** Data entries **
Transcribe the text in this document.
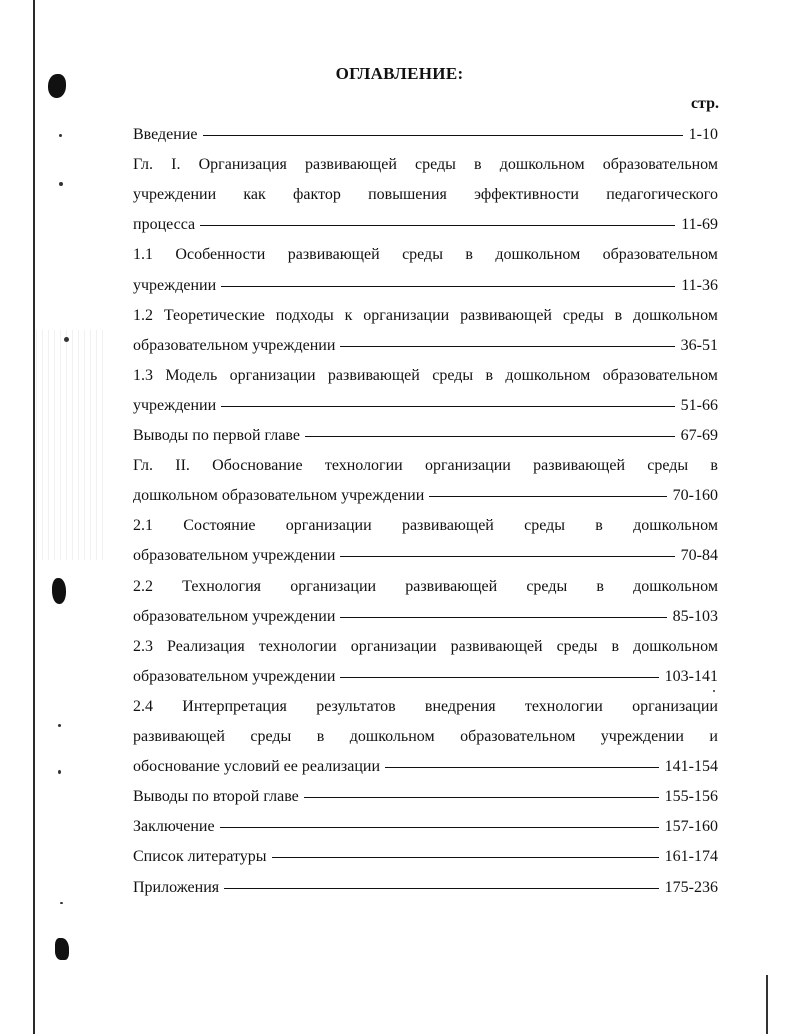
ОГЛАВЛЕНИЕ:
стр.
Введение	1-10
Гл. I. Организация развивающей среды в дошкольном образовательном
учреждении как фактор повышения эффективности педагогического
процесса	11-69
1.1 Особенности развивающей среды в дошкольном образовательном
учреждении	11-36
1.2 Теоретические подходы к организации развивающей среды в дошкольном
образовательном учреждении	36-51
1.3 Модель организации развивающей среды в дошкольном образовательном
учреждении	51-66
Выводы по первой главе	67-69
Гл. II. Обоснование технологии организации развивающей среды в
дошкольном образовательном учреждении	70-160
2.1 Состояние организации развивающей среды в дошкольном
образовательном учреждении	70-84
2.2 Технология организации развивающей среды в дошкольном
образовательном учреждении	85-103
2.3 Реализация технологии организации развивающей среды в дошкольном
образовательном учреждении	103-141
2.4 Интерпретация результатов внедрения технологии организации
развивающей среды в дошкольном образовательном учреждении и
обоснование условий ее реализации	141-154
Выводы по второй главе	155-156
Заключение	157-160
Список литературы	161-174
Приложения	175-236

** Work to do **
Scan the lines for the string "организации". Pick out every line that has it.

** Solution to this task **
1.2 Теоретические подходы к организации развивающей среды в дошкольном
1.3 Модель организации развивающей среды в дошкольном образовательном
Гл. II. Обоснование технологии организации развивающей среды в
2.1 Состояние организации развивающей среды в дошкольном
2.2 Технология организации развивающей среды в дошкольном
2.3 Реализация технологии организации развивающей среды в дошкольном
2.4 Интерпретация результатов внедрения технологии организации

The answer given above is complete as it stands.